• **Aim**: Copy each line in which the string "场景名称" occurs.

▬▬▬

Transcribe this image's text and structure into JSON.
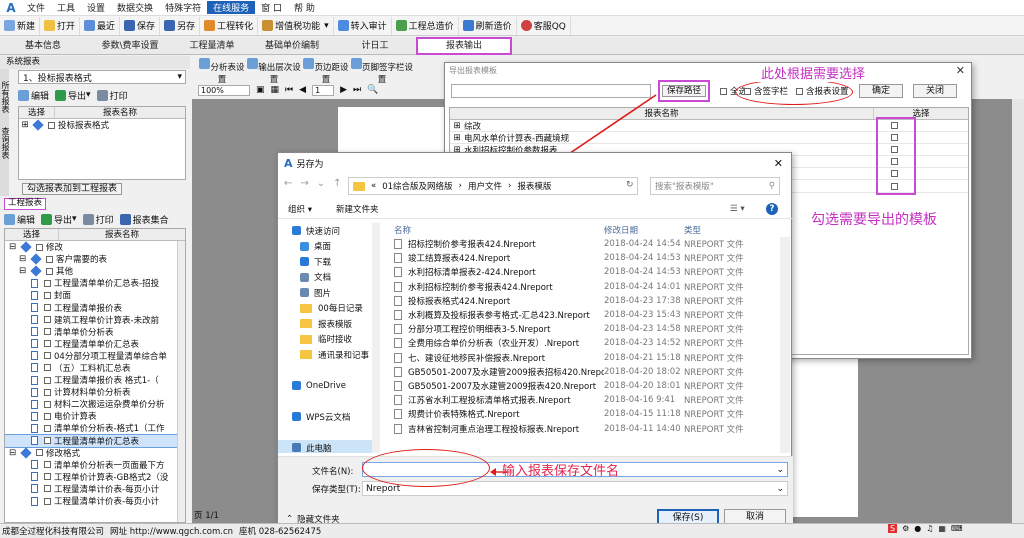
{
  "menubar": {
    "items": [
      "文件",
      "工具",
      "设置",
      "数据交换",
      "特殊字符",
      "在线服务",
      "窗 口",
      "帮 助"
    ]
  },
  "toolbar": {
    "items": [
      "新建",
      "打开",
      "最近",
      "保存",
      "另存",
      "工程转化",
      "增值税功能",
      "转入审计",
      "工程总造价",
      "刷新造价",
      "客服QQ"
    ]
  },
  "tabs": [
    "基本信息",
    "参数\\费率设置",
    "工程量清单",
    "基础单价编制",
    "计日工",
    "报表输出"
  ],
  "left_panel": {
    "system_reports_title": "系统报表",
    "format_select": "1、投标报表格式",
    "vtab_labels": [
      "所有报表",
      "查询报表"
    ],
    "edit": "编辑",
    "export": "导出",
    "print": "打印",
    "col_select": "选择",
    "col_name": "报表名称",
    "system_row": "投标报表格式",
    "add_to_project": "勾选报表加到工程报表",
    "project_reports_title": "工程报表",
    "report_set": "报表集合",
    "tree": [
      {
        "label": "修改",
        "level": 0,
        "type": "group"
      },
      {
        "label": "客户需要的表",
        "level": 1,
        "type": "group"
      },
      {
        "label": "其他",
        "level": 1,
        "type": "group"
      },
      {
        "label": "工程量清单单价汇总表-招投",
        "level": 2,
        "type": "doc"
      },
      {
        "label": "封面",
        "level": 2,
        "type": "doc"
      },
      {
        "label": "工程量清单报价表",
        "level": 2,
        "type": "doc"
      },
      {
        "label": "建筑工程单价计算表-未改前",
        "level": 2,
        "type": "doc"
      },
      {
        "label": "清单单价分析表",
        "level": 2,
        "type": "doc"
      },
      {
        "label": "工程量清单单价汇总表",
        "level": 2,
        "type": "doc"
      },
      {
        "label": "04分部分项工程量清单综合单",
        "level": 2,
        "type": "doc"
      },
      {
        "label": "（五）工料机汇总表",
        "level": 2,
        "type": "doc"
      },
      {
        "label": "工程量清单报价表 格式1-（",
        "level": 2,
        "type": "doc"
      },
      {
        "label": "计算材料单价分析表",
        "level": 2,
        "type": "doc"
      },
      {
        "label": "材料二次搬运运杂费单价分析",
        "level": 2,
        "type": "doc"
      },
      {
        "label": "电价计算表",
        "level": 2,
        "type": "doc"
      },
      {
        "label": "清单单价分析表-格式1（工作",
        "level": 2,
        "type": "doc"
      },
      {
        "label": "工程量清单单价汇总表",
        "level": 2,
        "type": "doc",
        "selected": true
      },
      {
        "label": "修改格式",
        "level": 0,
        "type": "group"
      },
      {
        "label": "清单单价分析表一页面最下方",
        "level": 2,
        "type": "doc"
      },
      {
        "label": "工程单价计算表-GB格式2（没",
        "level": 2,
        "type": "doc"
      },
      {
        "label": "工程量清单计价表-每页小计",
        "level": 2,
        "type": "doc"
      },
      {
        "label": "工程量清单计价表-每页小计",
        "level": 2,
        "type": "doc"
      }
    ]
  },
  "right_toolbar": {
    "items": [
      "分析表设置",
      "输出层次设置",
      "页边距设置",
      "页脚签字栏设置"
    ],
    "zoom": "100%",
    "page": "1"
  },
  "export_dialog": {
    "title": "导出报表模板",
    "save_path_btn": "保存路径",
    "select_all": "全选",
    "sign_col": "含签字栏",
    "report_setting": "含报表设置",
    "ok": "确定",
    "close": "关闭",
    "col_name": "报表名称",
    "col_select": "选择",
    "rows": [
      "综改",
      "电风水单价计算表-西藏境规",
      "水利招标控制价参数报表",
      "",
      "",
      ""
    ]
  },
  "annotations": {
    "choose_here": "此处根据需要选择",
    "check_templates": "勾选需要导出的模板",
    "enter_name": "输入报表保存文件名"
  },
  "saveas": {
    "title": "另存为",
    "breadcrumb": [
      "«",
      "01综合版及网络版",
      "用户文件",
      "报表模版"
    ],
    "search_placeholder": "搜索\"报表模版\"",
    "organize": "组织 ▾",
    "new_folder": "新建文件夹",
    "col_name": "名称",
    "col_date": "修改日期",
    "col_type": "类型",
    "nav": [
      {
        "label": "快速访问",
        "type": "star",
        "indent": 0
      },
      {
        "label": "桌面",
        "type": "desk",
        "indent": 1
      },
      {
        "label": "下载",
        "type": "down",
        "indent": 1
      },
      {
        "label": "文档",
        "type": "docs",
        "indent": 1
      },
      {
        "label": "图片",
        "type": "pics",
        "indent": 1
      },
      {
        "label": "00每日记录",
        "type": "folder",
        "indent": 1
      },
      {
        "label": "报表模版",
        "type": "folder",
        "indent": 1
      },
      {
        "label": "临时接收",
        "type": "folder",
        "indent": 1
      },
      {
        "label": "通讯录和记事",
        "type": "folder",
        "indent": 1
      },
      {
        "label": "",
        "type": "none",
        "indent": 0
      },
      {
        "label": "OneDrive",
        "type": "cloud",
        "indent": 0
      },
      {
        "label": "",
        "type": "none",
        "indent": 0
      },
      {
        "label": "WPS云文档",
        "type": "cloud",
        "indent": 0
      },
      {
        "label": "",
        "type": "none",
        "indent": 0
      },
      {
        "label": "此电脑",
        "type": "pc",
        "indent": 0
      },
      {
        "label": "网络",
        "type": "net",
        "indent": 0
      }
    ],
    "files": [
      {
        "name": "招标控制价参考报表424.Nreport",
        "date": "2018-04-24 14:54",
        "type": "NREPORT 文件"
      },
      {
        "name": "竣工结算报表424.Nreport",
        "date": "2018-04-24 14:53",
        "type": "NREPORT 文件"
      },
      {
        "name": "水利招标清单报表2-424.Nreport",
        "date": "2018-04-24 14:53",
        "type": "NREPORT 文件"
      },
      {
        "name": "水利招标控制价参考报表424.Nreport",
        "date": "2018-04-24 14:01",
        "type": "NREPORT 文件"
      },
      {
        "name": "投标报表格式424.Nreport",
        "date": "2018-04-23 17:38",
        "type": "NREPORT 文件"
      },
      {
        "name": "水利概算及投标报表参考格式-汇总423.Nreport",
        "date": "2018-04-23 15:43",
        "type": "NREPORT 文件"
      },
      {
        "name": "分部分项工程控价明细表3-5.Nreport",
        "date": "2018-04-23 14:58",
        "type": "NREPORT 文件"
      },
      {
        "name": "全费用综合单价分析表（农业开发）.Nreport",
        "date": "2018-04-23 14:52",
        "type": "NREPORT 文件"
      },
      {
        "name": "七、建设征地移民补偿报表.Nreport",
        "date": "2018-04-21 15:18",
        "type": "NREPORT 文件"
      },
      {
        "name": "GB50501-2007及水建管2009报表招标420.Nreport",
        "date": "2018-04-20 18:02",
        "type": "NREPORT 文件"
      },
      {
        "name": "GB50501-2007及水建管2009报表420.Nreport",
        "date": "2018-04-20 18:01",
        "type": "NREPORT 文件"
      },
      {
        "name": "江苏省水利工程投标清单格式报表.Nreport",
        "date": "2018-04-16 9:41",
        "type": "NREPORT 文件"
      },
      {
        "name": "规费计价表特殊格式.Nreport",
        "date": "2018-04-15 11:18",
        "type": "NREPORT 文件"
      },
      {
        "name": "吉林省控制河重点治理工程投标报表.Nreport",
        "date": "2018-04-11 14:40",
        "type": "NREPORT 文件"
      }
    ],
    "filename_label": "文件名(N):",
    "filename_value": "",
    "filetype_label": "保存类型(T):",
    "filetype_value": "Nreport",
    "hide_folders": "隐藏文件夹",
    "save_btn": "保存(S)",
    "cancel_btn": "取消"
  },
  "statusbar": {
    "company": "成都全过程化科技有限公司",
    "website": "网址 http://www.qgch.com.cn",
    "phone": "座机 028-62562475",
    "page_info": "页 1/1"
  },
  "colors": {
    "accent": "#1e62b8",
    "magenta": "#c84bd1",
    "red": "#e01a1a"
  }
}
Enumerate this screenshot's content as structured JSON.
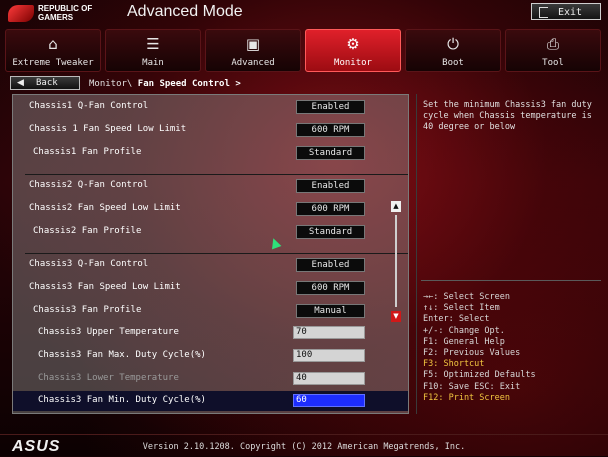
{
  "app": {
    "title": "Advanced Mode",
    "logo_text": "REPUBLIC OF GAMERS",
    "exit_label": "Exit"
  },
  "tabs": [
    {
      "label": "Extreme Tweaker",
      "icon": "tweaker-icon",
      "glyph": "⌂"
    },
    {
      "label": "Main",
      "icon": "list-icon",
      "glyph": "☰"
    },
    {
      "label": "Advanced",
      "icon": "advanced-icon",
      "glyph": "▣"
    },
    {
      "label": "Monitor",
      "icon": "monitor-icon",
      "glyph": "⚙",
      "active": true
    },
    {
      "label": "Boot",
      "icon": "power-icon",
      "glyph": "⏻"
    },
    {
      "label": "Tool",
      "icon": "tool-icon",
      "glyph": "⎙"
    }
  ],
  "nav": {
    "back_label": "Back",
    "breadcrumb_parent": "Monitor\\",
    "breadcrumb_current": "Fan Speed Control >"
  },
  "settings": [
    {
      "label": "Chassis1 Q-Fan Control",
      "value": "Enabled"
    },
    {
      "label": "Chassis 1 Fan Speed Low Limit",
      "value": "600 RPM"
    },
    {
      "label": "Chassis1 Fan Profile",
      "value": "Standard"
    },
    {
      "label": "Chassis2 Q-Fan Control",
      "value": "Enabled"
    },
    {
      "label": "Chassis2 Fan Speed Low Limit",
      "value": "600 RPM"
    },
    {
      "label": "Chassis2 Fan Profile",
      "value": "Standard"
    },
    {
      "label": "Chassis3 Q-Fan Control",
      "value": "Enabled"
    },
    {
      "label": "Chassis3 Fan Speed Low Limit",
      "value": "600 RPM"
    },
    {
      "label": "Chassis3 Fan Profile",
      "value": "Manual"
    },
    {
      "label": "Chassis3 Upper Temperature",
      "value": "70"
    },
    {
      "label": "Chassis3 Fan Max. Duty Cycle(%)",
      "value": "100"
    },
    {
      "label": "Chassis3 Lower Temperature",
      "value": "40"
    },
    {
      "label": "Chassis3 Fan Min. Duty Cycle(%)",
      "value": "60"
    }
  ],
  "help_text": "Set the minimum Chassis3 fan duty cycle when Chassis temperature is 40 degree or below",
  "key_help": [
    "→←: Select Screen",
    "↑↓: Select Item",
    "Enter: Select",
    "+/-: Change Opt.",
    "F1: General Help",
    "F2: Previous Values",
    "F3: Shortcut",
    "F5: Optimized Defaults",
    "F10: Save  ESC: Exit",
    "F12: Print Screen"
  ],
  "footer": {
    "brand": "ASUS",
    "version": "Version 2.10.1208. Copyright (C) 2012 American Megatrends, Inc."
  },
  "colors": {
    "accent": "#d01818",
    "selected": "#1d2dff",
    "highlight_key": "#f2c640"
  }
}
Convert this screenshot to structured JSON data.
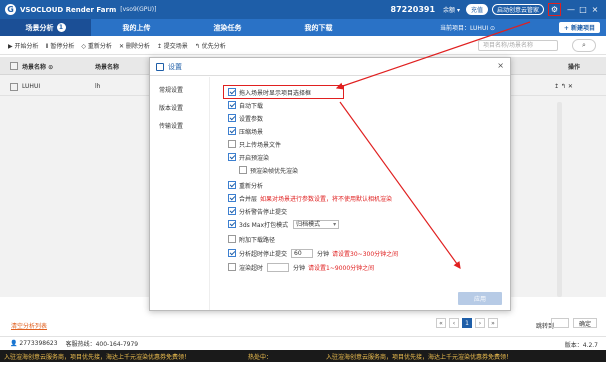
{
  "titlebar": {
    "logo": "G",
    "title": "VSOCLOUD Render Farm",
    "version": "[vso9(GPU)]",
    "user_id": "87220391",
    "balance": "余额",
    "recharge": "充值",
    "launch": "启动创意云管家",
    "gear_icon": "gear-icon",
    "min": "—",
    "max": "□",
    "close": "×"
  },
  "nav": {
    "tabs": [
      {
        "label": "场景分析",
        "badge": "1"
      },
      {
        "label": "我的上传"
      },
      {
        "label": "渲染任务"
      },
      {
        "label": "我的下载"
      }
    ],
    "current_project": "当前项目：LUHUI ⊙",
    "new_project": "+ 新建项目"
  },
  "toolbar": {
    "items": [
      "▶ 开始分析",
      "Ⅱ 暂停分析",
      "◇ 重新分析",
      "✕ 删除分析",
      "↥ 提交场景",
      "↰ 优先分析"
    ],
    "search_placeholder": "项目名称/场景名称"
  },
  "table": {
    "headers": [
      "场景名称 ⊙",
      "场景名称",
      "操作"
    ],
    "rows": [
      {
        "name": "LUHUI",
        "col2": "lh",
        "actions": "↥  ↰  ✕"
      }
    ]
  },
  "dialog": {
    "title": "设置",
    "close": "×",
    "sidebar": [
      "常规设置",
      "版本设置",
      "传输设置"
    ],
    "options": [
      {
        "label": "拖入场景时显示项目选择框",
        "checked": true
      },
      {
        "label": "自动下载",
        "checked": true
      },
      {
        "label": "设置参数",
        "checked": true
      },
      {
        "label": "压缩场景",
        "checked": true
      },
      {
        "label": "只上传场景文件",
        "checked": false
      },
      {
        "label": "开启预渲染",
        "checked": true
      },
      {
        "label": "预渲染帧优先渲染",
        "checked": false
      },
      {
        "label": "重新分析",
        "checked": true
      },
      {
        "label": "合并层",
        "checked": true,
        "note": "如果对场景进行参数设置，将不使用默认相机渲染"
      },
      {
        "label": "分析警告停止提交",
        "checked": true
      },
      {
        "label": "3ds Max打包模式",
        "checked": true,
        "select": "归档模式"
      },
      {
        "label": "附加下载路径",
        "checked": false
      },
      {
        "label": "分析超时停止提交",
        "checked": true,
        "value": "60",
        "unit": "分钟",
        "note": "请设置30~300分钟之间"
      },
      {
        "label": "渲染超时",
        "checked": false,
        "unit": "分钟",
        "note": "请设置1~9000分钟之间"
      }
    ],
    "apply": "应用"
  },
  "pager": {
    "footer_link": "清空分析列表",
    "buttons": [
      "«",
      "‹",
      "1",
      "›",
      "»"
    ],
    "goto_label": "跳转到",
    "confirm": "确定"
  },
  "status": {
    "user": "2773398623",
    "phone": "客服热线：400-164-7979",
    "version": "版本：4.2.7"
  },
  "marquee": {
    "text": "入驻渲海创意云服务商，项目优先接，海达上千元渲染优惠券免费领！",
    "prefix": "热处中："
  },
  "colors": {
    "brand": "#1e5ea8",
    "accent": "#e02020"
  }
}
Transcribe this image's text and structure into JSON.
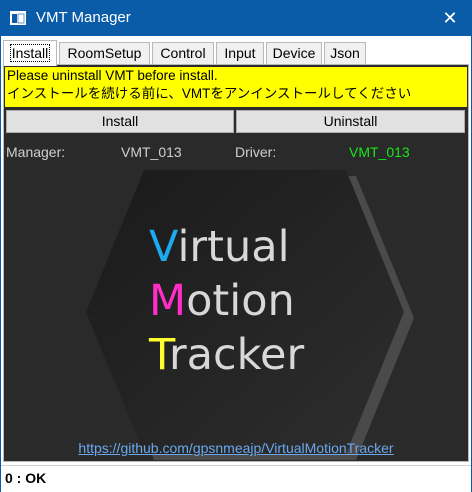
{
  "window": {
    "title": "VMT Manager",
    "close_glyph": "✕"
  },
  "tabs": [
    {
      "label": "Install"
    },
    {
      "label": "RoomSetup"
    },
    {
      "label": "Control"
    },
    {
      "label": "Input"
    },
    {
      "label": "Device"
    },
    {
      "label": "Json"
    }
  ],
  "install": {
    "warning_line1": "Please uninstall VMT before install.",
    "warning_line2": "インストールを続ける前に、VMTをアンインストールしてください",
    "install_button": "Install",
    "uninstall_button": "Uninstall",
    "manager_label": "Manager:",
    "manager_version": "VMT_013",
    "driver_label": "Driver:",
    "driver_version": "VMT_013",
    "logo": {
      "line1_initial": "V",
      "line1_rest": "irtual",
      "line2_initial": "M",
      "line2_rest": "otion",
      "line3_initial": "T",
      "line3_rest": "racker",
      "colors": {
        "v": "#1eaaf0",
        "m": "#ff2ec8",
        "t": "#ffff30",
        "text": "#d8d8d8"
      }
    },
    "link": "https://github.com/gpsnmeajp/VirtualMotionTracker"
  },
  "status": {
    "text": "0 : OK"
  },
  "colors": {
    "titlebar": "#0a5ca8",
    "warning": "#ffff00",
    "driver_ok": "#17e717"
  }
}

▬▬▬

• **The response**:
    "search_placeholder": "项目名称/场景名称"
      "场景名称 ⊙",
      "场景名称",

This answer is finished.